- _WHAT YOU HAVE TO DO_: Return the entries in full, exactly as written.

..........

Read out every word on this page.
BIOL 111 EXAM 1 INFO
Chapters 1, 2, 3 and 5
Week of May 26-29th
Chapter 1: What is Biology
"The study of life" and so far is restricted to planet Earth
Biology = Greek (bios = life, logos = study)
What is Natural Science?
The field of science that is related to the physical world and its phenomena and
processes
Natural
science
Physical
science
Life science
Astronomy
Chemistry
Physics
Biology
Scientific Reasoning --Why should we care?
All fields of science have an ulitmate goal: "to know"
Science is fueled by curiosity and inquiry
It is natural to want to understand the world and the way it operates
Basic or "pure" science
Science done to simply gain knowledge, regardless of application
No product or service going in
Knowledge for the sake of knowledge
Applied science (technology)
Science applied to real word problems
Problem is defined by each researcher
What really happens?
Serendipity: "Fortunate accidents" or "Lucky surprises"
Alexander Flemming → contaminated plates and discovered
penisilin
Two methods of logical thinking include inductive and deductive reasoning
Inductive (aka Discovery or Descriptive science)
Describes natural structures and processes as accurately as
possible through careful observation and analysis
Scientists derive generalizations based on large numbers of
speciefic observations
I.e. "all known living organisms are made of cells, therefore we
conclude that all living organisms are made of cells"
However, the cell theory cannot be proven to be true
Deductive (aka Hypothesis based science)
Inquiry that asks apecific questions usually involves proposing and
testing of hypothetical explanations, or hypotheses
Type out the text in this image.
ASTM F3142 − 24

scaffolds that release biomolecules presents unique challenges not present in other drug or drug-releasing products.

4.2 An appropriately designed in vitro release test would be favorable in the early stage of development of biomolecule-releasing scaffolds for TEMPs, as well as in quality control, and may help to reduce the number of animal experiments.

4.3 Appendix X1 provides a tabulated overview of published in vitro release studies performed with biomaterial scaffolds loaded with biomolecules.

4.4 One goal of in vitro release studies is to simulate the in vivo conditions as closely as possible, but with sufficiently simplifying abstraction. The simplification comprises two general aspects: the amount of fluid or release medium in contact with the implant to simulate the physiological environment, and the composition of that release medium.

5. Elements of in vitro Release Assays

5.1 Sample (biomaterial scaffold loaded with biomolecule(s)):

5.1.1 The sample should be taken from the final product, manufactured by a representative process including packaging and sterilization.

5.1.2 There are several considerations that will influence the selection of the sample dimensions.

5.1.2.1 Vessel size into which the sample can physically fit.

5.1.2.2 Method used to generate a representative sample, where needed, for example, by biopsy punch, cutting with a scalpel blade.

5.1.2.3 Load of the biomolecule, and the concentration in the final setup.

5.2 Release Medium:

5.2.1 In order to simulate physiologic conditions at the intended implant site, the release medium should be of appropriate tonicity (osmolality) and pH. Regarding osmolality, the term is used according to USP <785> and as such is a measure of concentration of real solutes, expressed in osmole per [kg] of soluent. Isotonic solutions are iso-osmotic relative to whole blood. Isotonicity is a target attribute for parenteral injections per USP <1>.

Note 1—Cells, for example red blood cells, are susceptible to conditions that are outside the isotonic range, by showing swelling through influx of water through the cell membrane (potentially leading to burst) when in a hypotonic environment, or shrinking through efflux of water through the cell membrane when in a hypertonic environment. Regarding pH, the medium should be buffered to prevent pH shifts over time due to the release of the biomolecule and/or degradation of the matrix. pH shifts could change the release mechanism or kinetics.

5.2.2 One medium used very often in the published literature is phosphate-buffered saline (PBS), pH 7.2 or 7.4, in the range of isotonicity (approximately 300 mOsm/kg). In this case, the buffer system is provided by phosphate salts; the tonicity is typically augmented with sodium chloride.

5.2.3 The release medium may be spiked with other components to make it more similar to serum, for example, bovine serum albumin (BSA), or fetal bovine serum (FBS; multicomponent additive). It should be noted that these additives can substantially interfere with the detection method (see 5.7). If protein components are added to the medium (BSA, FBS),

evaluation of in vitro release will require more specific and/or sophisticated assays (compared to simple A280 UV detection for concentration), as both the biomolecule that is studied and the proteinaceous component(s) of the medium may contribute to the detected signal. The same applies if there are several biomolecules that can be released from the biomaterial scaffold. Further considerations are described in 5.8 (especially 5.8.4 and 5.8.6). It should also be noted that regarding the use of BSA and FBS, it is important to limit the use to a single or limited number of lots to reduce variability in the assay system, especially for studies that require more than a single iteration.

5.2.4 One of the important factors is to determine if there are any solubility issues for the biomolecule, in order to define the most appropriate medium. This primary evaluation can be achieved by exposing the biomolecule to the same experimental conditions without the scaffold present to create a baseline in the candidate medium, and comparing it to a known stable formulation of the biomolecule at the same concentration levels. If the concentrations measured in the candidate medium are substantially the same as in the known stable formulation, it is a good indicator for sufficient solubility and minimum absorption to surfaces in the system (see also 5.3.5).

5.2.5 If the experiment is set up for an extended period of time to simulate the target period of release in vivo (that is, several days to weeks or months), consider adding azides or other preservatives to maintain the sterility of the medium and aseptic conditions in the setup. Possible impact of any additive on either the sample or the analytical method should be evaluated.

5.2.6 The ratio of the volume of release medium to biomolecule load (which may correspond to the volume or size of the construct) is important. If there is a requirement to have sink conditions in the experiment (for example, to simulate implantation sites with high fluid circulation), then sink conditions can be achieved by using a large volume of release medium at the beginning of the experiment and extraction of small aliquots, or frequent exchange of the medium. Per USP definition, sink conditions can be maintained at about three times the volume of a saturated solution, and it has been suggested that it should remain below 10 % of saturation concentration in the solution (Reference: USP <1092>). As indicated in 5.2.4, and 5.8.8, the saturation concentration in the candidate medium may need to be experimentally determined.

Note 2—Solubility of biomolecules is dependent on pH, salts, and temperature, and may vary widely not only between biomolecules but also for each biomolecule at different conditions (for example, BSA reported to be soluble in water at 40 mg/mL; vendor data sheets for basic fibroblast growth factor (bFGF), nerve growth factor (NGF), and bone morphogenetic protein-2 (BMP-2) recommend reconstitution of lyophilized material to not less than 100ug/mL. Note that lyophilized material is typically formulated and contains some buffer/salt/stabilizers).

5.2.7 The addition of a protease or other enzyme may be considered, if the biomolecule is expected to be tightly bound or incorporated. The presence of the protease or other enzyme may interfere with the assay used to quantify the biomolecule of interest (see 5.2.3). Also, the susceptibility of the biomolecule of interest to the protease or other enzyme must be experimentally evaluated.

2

..........

- _SOLUTION BELOW_:
Read out every word on this page.
BIOL 111 EXAM 1 INFO
Chapters 1, 2, 3 and 5
Week of May 26-29th
Chapter 1: What is Biology
"The study of life" and so far is restricted to planet Earth
Biology = Greek (bios = life, logos = study)
What is Natural Science?
The field of science that is related to the physical world and its phenomena and
processes
Natural
science
Physical
science
Life science
Astronomy
Chemistry
Physics
Biology
Scientific Reasoning --Why should we care?
All fields of science have an ulitmate goal: "to know"
Science is fueled by curiosity and inquiry
It is natural to want to understand the world and the way it operates
Basic or "pure" science
Science done to simply gain knowledge, regardless of application
No product or service going in
Knowledge for the sake of knowledge
Applied science (technology)
Science applied to real word problems
Problem is defined by each researcher
What really happens?
Serendipity: "Fortunate accidents" or "Lucky surprises"
Alexander Flemming → contaminated plates and discovered
penisilin
Two methods of logical thinking include inductive and deductive reasoning
Inductive (aka Discovery or Descriptive science)
Describes natural structures and processes as accurately as
possible through careful observation and analysis
Scientists derive generalizations based on large numbers of
speciefic observations
I.e. "all known living organisms are made of cells, therefore we
conclude that all living organisms are made of cells"
However, the cell theory cannot be proven to be true
Deductive (aka Hypothesis based science)
Inquiry that asks apecific questions usually involves proposing and
testing of hypothetical explanations, or hypotheses
Type out the text in this image.
ASTM F3142 − 24

scaffolds that release biomolecules presents unique challenges not present in other drug or drug-releasing products.

4.2 An appropriately designed in vitro release test would be favorable in the early stage of development of biomolecule-releasing scaffolds for TEMPs, as well as in quality control, and may help to reduce the number of animal experiments.

4.3 Appendix X1 provides a tabulated overview of published in vitro release studies performed with biomaterial scaffolds loaded with biomolecules.

4.4 One goal of in vitro release studies is to simulate the in vivo conditions as closely as possible, but with sufficiently simplifying abstraction. The simplification comprises two general aspects: the amount of fluid or release medium in contact with the implant to simulate the physiological environment, and the composition of that release medium.

5. Elements of in vitro Release Assays

5.1 Sample (biomaterial scaffold loaded with biomolecule(s)):

5.1.1 The sample should be taken from the final product, manufactured by a representative process including packaging and sterilization.

5.1.2 There are several considerations that will influence the selection of the sample dimensions.

5.1.2.1 Vessel size into which the sample can physically fit.

5.1.2.2 Method used to generate a representative sample, where needed, for example, by biopsy punch, cutting with a scalpel blade.

5.1.2.3 Load of the biomolecule, and the concentration in the final setup.

5.2 Release Medium:

5.2.1 In order to simulate physiologic conditions at the intended implant site, the release medium should be of appropriate tonicity (osmolality) and pH. Regarding osmolality, the term is used according to USP <785> and as such is a measure of concentration of real solutes, expressed in osmole per [kg] of soluent. Isotonic solutions are iso-osmotic relative to whole blood. Isotonicity is a target attribute for parenteral injections per USP <1>.

Note 1—Cells, for example red blood cells, are susceptible to conditions that are outside the isotonic range, by showing swelling through influx of water through the cell membrane (potentially leading to burst) when in a hypotonic environment, or shrinking through efflux of water through the cell membrane when in a hypertonic environment. Regarding pH, the medium should be buffered to prevent pH shifts over time due to the release of the biomolecule and/or degradation of the matrix. pH shifts could change the release mechanism or kinetics.

5.2.2 One medium used very often in the published literature is phosphate-buffered saline (PBS), pH 7.2 or 7.4, in the range of isotonicity (approximately 300 mOsm/kg). In this case, the buffer system is provided by phosphate salts; the tonicity is typically augmented with sodium chloride.

5.2.3 The release medium may be spiked with other components to make it more similar to serum, for example, bovine serum albumin (BSA), or fetal bovine serum (FBS; multicomponent additive). It should be noted that these additives can substantially interfere with the detection method (see 5.7). If protein components are added to the medium (BSA, FBS),

evaluation of in vitro release will require more specific and/or sophisticated assays (compared to simple A280 UV detection for concentration), as both the biomolecule that is studied and the proteinaceous component(s) of the medium may contribute to the detected signal. The same applies if there are several biomolecules that can be released from the biomaterial scaffold. Further considerations are described in 5.8 (especially 5.8.4 and 5.8.6). It should also be noted that regarding the use of BSA and FBS, it is important to limit the use to a single or limited number of lots to reduce variability in the assay system, especially for studies that require more than a single iteration.

5.2.4 One of the important factors is to determine if there are any solubility issues for the biomolecule, in order to define the most appropriate medium. This primary evaluation can be achieved by exposing the biomolecule to the same experimental conditions without the scaffold present to create a baseline in the candidate medium, and comparing it to a known stable formulation of the biomolecule at the same concentration levels. If the concentrations measured in the candidate medium are substantially the same as in the known stable formulation, it is a good indicator for sufficient solubility and minimum absorption to surfaces in the system (see also 5.3.5).

5.2.5 If the experiment is set up for an extended period of time to simulate the target period of release in vivo (that is, several days to weeks or months), consider adding azides or other preservatives to maintain the sterility of the medium and aseptic conditions in the setup. Possible impact of any additive on either the sample or the analytical method should be evaluated.

5.2.6 The ratio of the volume of release medium to biomolecule load (which may correspond to the volume or size of the construct) is important. If there is a requirement to have sink conditions in the experiment (for example, to simulate implantation sites with high fluid circulation), then sink conditions can be achieved by using a large volume of release medium at the beginning of the experiment and extraction of small aliquots, or frequent exchange of the medium. Per USP definition, sink conditions can be maintained at about three times the volume of a saturated solution, and it has been suggested that it should remain below 10 % of saturation concentration in the solution (Reference: USP <1092>). As indicated in 5.2.4, and 5.8.8, the saturation concentration in the candidate medium may need to be experimentally determined.

Note 2—Solubility of biomolecules is dependent on pH, salts, and temperature, and may vary widely not only between biomolecules but also for each biomolecule at different conditions (for example, BSA reported to be soluble in water at 40 mg/mL; vendor data sheets for basic fibroblast growth factor (bFGF), nerve growth factor (NGF), and bone morphogenetic protein-2 (BMP-2) recommend reconstitution of lyophilized material to not less than 100ug/mL. Note that lyophilized material is typically formulated and contains some buffer/salt/stabilizers).

5.2.7 The addition of a protease or other enzyme may be considered, if the biomolecule is expected to be tightly bound or incorporated. The presence of the protease or other enzyme may interfere with the assay used to quantify the biomolecule of interest (see 5.2.3). Also, the susceptibility of the biomolecule of interest to the protease or other enzyme must be experimentally evaluated.

2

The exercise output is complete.